■ WRITTEN PROBLEM ■
Check each line of the records below for the word "marker" and copy those where it appears.

Entries with figure data:
────

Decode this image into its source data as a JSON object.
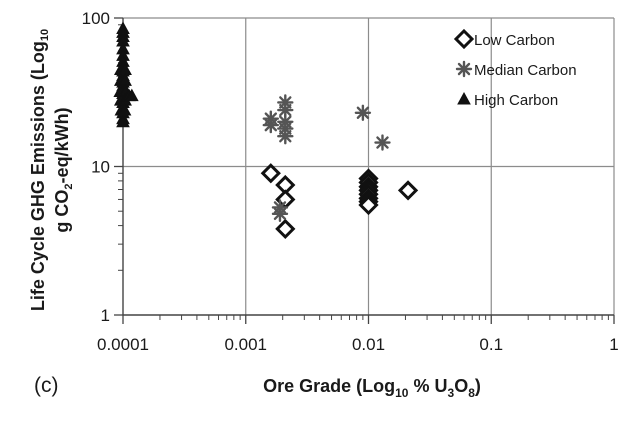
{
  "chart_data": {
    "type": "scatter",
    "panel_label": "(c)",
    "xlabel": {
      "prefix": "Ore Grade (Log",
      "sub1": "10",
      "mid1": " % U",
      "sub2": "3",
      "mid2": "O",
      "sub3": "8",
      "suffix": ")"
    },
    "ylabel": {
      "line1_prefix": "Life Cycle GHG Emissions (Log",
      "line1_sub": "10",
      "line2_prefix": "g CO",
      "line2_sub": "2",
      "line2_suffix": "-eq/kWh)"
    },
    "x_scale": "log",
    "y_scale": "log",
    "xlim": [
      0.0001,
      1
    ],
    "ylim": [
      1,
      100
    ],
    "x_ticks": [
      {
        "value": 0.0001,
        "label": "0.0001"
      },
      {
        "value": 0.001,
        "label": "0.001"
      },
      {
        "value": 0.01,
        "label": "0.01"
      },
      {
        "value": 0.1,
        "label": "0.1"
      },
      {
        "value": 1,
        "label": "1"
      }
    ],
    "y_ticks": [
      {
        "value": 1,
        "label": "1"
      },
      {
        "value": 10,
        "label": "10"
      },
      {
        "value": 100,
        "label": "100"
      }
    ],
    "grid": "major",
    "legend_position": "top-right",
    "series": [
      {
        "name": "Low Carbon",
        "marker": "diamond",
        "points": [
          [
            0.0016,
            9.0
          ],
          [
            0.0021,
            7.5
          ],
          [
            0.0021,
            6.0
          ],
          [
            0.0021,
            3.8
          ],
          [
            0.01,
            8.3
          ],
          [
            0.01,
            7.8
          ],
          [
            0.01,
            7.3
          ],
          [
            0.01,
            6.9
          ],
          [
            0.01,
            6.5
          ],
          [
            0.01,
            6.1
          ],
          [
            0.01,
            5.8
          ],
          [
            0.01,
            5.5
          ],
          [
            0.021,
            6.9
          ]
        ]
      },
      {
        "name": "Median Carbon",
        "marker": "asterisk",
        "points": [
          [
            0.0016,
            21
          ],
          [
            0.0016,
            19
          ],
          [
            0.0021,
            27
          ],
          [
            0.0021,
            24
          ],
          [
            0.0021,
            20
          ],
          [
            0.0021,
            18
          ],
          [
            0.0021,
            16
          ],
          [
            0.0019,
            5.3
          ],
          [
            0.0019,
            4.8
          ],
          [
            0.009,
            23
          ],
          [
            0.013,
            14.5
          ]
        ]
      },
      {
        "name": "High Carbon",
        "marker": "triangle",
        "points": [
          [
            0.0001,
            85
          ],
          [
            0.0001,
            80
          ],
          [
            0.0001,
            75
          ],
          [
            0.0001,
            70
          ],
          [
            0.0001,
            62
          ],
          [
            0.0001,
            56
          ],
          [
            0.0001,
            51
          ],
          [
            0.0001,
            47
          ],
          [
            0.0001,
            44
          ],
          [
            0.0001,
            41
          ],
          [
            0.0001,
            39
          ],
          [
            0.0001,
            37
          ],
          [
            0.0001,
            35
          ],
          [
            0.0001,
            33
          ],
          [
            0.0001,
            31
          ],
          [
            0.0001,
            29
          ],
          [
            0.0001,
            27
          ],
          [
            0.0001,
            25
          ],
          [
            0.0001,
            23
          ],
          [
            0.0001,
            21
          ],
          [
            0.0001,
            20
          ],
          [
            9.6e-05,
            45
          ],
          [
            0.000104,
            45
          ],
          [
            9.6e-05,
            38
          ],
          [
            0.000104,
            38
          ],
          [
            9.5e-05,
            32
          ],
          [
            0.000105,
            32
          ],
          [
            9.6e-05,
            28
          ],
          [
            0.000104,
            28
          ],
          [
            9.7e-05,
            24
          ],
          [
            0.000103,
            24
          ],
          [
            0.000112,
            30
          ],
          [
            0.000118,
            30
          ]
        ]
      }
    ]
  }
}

────

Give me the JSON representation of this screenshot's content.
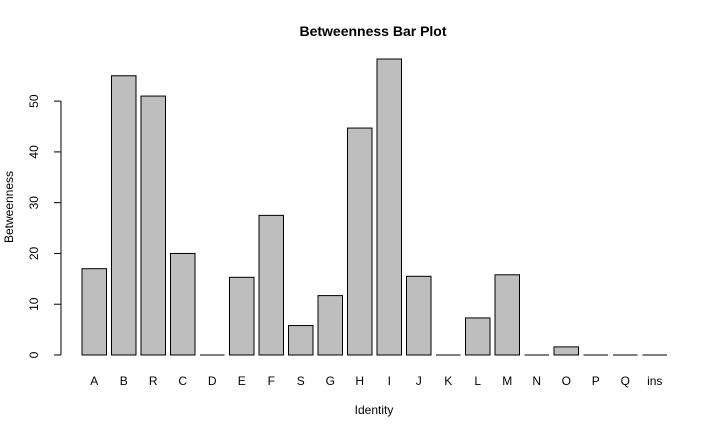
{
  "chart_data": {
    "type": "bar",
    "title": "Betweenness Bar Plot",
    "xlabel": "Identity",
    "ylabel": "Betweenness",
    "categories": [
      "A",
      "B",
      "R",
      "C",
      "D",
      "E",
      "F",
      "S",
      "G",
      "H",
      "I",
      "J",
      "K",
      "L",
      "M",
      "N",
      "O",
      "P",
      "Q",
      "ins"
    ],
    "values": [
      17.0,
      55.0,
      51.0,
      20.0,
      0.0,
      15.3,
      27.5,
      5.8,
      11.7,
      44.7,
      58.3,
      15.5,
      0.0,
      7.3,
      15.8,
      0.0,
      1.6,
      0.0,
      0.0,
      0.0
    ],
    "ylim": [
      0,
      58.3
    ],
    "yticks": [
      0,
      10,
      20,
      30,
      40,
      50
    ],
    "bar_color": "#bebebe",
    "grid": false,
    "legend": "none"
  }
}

────

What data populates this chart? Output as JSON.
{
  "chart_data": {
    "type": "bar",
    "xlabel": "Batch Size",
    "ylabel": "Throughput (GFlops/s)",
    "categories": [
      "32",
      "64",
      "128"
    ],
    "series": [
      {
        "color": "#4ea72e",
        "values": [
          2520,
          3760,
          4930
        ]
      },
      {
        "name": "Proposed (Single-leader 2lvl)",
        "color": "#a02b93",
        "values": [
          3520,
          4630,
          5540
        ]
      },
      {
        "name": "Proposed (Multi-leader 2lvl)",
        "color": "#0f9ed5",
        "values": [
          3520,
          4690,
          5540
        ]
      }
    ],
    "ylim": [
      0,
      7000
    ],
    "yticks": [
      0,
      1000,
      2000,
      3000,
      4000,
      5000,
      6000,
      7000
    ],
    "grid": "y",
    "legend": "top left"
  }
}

────

■ CORRECT RESULT ■
        "marker": "diamond",
        "marker": "asterisk",
        "marker": "triangle",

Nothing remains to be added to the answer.